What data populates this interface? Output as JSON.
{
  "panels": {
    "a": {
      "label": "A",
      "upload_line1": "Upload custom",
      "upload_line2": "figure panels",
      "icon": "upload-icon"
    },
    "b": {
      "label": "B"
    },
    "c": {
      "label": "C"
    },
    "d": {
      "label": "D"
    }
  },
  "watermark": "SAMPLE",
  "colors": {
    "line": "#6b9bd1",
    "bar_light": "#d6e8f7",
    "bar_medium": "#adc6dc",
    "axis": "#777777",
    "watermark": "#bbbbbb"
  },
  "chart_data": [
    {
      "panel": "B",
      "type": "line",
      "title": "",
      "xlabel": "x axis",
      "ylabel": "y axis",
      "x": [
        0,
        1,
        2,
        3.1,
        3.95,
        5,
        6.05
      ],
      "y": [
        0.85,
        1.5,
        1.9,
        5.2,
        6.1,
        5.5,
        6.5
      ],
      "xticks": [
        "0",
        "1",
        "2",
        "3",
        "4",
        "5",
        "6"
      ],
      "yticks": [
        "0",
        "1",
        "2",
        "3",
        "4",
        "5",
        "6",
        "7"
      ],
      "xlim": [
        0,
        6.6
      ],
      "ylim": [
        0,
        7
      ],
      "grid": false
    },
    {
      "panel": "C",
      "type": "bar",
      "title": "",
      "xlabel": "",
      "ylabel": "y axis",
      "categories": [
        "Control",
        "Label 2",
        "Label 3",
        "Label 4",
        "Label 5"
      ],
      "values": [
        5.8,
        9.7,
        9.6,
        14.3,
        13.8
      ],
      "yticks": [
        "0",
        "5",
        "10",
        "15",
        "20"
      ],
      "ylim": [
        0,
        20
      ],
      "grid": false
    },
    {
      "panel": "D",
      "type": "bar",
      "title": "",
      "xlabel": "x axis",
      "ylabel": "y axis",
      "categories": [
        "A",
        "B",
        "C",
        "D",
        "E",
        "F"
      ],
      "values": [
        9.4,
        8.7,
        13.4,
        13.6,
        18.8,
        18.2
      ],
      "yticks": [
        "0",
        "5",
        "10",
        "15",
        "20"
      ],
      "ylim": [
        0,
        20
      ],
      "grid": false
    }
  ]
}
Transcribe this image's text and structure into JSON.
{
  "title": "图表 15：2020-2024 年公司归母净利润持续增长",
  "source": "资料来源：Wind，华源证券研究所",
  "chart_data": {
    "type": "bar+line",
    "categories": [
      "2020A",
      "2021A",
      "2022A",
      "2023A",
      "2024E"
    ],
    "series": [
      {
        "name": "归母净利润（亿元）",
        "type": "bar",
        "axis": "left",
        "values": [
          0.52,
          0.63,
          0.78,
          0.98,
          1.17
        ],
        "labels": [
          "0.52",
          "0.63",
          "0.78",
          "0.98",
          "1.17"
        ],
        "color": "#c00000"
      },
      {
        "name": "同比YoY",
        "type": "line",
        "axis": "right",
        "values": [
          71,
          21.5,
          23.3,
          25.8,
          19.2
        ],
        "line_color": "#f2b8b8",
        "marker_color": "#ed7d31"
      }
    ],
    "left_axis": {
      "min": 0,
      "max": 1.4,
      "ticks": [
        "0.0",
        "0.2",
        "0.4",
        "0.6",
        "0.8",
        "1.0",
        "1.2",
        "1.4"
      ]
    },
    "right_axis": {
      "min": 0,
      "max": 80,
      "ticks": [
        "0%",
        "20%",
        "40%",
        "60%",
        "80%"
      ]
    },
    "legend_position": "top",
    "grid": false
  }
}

◆ ◆ ◆

→ **Request**: Above are the records; copy all of them exactly.

→ **Expected answer**:
What data populates this interface? Output as JSON.
{
  "panels": {
    "a": {
      "label": "A",
      "upload_line1": "Upload custom",
      "upload_line2": "figure panels",
      "icon": "upload-icon"
    },
    "b": {
      "label": "B"
    },
    "c": {
      "label": "C"
    },
    "d": {
      "label": "D"
    }
  },
  "watermark": "SAMPLE",
  "colors": {
    "line": "#6b9bd1",
    "bar_light": "#d6e8f7",
    "bar_medium": "#adc6dc",
    "axis": "#777777",
    "watermark": "#bbbbbb"
  },
  "chart_data": [
    {
      "panel": "B",
      "type": "line",
      "title": "",
      "xlabel": "x axis",
      "ylabel": "y axis",
      "x": [
        0,
        1,
        2,
        3.1,
        3.95,
        5,
        6.05
      ],
      "y": [
        0.85,
        1.5,
        1.9,
        5.2,
        6.1,
        5.5,
        6.5
      ],
      "xticks": [
        "0",
        "1",
        "2",
        "3",
        "4",
        "5",
        "6"
      ],
      "yticks": [
        "0",
        "1",
        "2",
        "3",
        "4",
        "5",
        "6",
        "7"
      ],
      "xlim": [
        0,
        6.6
      ],
      "ylim": [
        0,
        7
      ],
      "grid": false
    },
    {
      "panel": "C",
      "type": "bar",
      "title": "",
      "xlabel": "",
      "ylabel": "y axis",
      "categories": [
        "Control",
        "Label 2",
        "Label 3",
        "Label 4",
        "Label 5"
      ],
      "values": [
        5.8,
        9.7,
        9.6,
        14.3,
        13.8
      ],
      "yticks": [
        "0",
        "5",
        "10",
        "15",
        "20"
      ],
      "ylim": [
        0,
        20
      ],
      "grid": false
    },
    {
      "panel": "D",
      "type": "bar",
      "title": "",
      "xlabel": "x axis",
      "ylabel": "y axis",
      "categories": [
        "A",
        "B",
        "C",
        "D",
        "E",
        "F"
      ],
      "values": [
        9.4,
        8.7,
        13.4,
        13.6,
        18.8,
        18.2
      ],
      "yticks": [
        "0",
        "5",
        "10",
        "15",
        "20"
      ],
      "ylim": [
        0,
        20
      ],
      "grid": false
    }
  ]
}
Transcribe this image's text and structure into JSON.
{
  "title": "图表 15：2020-2024 年公司归母净利润持续增长",
  "source": "资料来源：Wind，华源证券研究所",
  "chart_data": {
    "type": "bar+line",
    "categories": [
      "2020A",
      "2021A",
      "2022A",
      "2023A",
      "2024E"
    ],
    "series": [
      {
        "name": "归母净利润（亿元）",
        "type": "bar",
        "axis": "left",
        "values": [
          0.52,
          0.63,
          0.78,
          0.98,
          1.17
        ],
        "labels": [
          "0.52",
          "0.63",
          "0.78",
          "0.98",
          "1.17"
        ],
        "color": "#c00000"
      },
      {
        "name": "同比YoY",
        "type": "line",
        "axis": "right",
        "values": [
          71,
          21.5,
          23.3,
          25.8,
          19.2
        ],
        "line_color": "#f2b8b8",
        "marker_color": "#ed7d31"
      }
    ],
    "left_axis": {
      "min": 0,
      "max": 1.4,
      "ticks": [
        "0.0",
        "0.2",
        "0.4",
        "0.6",
        "0.8",
        "1.0",
        "1.2",
        "1.4"
      ]
    },
    "right_axis": {
      "min": 0,
      "max": 80,
      "ticks": [
        "0%",
        "20%",
        "40%",
        "60%",
        "80%"
      ]
    },
    "legend_position": "top",
    "grid": false
  }
}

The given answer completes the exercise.